Dataset entries =
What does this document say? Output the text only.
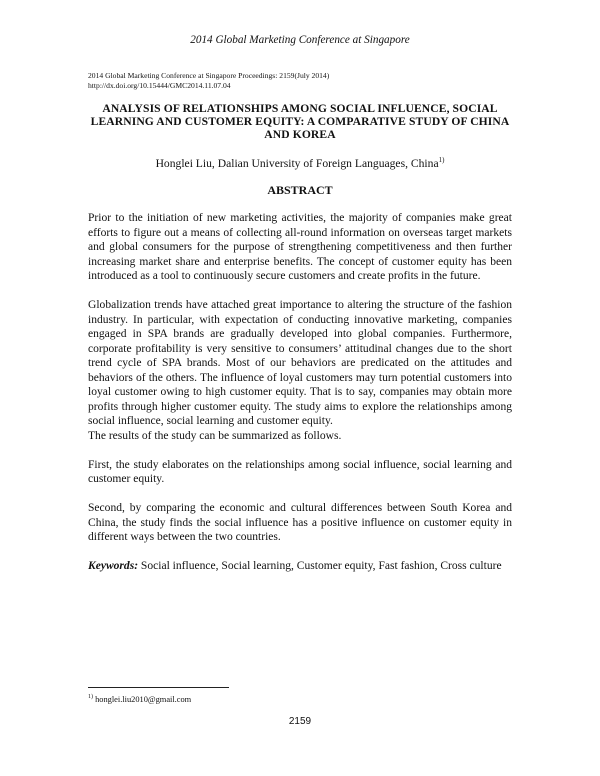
2014 Global Marketing Conference at Singapore
2014 Global Marketing Conference at Singapore Proceedings: 2159(July 2014)
http://dx.doi.org/10.15444/GMC2014.11.07.04
ANALYSIS OF RELATIONSHIPS AMONG SOCIAL INFLUENCE, SOCIAL LEARNING AND CUSTOMER EQUITY: A COMPARATIVE STUDY OF CHINA AND KOREA
Honglei Liu, Dalian University of Foreign Languages, China$^{1)}$
ABSTRACT

Prior to the initiation of new marketing activities, the majority of companies make great efforts to figure out a means of collecting all-round information on overseas target markets and global consumers for the purpose of strengthening competitiveness and then further increasing market share and enterprise benefits. The concept of customer equity has been introduced as a tool to continuously secure customers and create profits in the future.

Globalization trends have attached great importance to altering the structure of the fashion industry. In particular, with expectation of conducting innovative marketing, companies engaged in SPA brands are gradually developed into global companies. Furthermore, corporate profitability is very sensitive to consumers’ attitudinal changes due to the short trend cycle of SPA brands. Most of our behaviors are predicated on the attitudes and behaviors of the others. The influence of loyal customers may turn potential customers into loyal customer owing to high customer equity. That is to say, companies may obtain more profits through higher customer equity. The study aims to explore the relationships among social influence, social learning and customer equity.

The results of the study can be summarized as follows.

First, the study elaborates on the relationships among social influence, social learning and customer equity.

Second, by comparing the economic and cultural differences between South Korea and China, the study finds the social influence has a positive influence on customer equity in different ways between the two countries.

Keywords: Social influence, Social learning, Customer equity, Fast fashion, Cross culture

$^{1)}$ honglei.liu2010@gmail.com
2159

Problem description =
Search the data above for the string "Singapore" and copy each line that has it.

In response =
2014 Global Marketing Conference at Singapore
2014 Global Marketing Conference at Singapore Proceedings: 2159(July 2014)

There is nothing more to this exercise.